* The problem
Bring together all lines of the material below that contain the string "определения".

(Data records)
○ ○ ○ ○ ○
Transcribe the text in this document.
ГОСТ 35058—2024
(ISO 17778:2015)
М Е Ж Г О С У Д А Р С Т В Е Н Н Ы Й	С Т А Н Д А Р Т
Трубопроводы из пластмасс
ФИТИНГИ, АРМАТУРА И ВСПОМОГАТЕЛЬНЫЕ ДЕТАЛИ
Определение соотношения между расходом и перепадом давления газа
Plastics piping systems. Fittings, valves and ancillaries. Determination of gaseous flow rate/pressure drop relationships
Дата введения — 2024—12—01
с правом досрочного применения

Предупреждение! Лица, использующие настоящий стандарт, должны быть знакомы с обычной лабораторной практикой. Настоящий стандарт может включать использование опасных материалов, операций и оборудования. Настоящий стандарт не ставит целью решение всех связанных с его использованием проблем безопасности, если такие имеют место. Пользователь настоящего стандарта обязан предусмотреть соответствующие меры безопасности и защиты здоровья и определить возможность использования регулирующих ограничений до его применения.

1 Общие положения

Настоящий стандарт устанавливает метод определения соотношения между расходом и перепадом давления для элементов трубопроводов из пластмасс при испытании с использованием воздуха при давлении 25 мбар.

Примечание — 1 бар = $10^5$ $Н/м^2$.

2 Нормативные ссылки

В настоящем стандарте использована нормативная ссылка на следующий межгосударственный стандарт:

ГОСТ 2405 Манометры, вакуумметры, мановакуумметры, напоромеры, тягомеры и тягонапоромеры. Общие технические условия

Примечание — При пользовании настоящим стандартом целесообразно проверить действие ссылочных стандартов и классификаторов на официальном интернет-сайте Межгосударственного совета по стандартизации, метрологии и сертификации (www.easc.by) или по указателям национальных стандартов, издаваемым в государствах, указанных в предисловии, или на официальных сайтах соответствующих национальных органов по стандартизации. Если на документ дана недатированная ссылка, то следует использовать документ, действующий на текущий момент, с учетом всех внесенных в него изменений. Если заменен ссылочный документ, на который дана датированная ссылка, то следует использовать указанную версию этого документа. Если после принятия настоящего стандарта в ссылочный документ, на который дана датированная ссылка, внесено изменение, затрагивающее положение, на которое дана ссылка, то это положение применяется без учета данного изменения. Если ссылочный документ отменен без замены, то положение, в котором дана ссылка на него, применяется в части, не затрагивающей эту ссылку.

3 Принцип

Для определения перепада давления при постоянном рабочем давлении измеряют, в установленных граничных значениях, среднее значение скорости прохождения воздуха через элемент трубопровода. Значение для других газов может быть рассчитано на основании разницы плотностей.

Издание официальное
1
○ ○ ○ ○ ○
* Finished answer
Настоящий стандарт устанавливает метод определения соотношения между расходом и перепадом давления для элементов трубопроводов из пластмасс при испытании с использованием воздуха при давлении 25 мбар.
Для определения перепада давления при постоянном рабочем давлении измеряют, в установленных граничных значениях, среднее значение скорости прохождения воздуха через элемент трубопровода. Значение для других газов может быть рассчитано на основании разницы плотностей.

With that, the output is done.